• **Work instructions**:
Leaving out the pictures, transcribe all of the records faithfully.

========

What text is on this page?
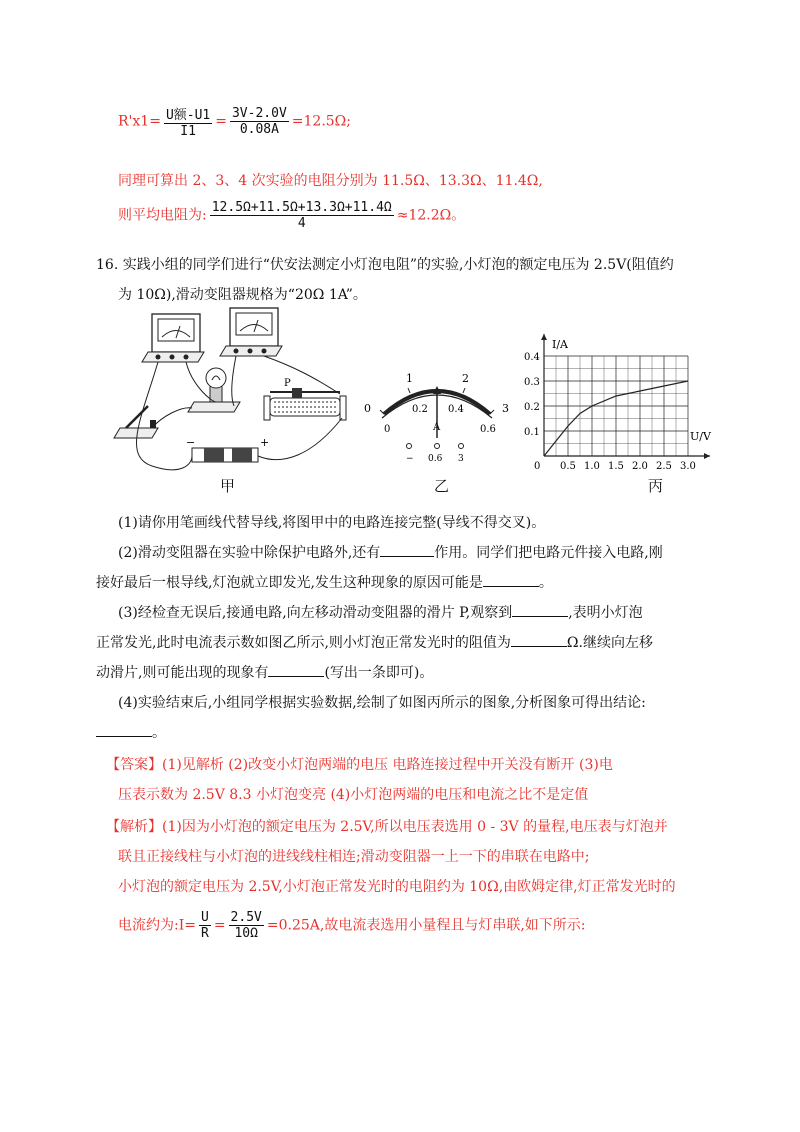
$R'x1= \frac{\text{U额-U1}}{I1} = \frac{3V-2.0V}{0.08A} =12.5\Omega$;
同理可算出 2、3、4 次实验的电阻分别为 11.5Ω、13.3Ω、11.4Ω,
则平均电阻为: $\frac{12.5\Omega+11.5\Omega+13.3\Omega+11.4\Omega}{4} \approx 12.2\Omega$。
16. 实践小组的同学们进行“伏安法测定小灯泡电阻”的实验,小灯泡的额定电压为 2.5V(阻值约
为 10Ω),滑动变阻器规格为“20Ω 1A”。
P
−	+
0
1	2
3
0
0.2 0.4
0.6
A
− 0.6 3
0 0.5 1.0 1.5 2.0 2.5 3.0
0.1
0.2
0.3
0.4
I/A
U/V
甲	乙	丙
(1)请你用笔画线代替导线,将图甲中的电路连接完整(导线不得交叉)。
(2)滑动变阻器在实验中除保护电路外,还有	作用。同学们把电路元件接入电路,刚
接好最后一根导线,灯泡就立即发光,发生这种现象的原因可能是	。
(3)经检查无误后,接通电路,向左移动滑动变阻器的滑片 P,观察到	,表明小灯泡
正常发光,此时电流表示数如图乙所示,则小灯泡正常发光时的阻值为	Ω.继续向左移
动滑片,则可能出现的现象有	(写出一条即可)。
(4)实验结束后,小组同学根据实验数据,绘制了如图丙所示的图象,分析图象可得出结论:
。
【答案】(1)见解析 (2)改变小灯泡两端的电压 电路连接过程中开关没有断开 (3)电
压表示数为 2.5V 8.3 小灯泡变亮 (4)小灯泡两端的电压和电流之比不是定值
【解析】(1)因为小灯泡的额定电压为 2.5V,所以电压表选用 0 - 3V 的量程,电压表与灯泡并
联且正接线柱与小灯泡的进线线柱相连;滑动变阻器一上一下的串联在电路中;
小灯泡的额定电压为 2.5V,小灯泡正常发光时的电阻约为 10Ω,由欧姆定律,灯正常发光时的
电流约为:I= $\frac{U}{R} = \frac{2.5V}{10\Omega} =0.25A$,故电流表选用小量程且与灯串联,如下所示:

========

• **Answer to the exercise**:
What text is on this page?
$R'x1= \frac{\text{U额-U1}}{I1} = \frac{3V-2.0V}{0.08A} =12.5\Omega$;
同理可算出 2、3、4 次实验的电阻分别为 11.5Ω、13.3Ω、11.4Ω,
则平均电阻为: $\frac{12.5\Omega+11.5\Omega+13.3\Omega+11.4\Omega}{4} \approx 12.2\Omega$。
16. 实践小组的同学们进行“伏安法测定小灯泡电阻”的实验,小灯泡的额定电压为 2.5V(阻值约
为 10Ω),滑动变阻器规格为“20Ω 1A”。
P
−	+
0
1	2
3
0
0.2 0.4
0.6
A
− 0.6 3
0 0.5 1.0 1.5 2.0 2.5 3.0
0.1
0.2
0.3
0.4
I/A
U/V
甲	乙	丙
(1)请你用笔画线代替导线,将图甲中的电路连接完整(导线不得交叉)。
(2)滑动变阻器在实验中除保护电路外,还有	作用。同学们把电路元件接入电路,刚
接好最后一根导线,灯泡就立即发光,发生这种现象的原因可能是	。
(3)经检查无误后,接通电路,向左移动滑动变阻器的滑片 P,观察到	,表明小灯泡
正常发光,此时电流表示数如图乙所示,则小灯泡正常发光时的阻值为	Ω.继续向左移
动滑片,则可能出现的现象有	(写出一条即可)。
(4)实验结束后,小组同学根据实验数据,绘制了如图丙所示的图象,分析图象可得出结论:
。
【答案】(1)见解析 (2)改变小灯泡两端的电压 电路连接过程中开关没有断开 (3)电
压表示数为 2.5V 8.3 小灯泡变亮 (4)小灯泡两端的电压和电流之比不是定值
【解析】(1)因为小灯泡的额定电压为 2.5V,所以电压表选用 0 - 3V 的量程,电压表与灯泡并
联且正接线柱与小灯泡的进线线柱相连;滑动变阻器一上一下的串联在电路中;
小灯泡的额定电压为 2.5V,小灯泡正常发光时的电阻约为 10Ω,由欧姆定律,灯正常发光时的
电流约为:I= $\frac{U}{R} = \frac{2.5V}{10\Omega} =0.25A$,故电流表选用小量程且与灯串联,如下所示:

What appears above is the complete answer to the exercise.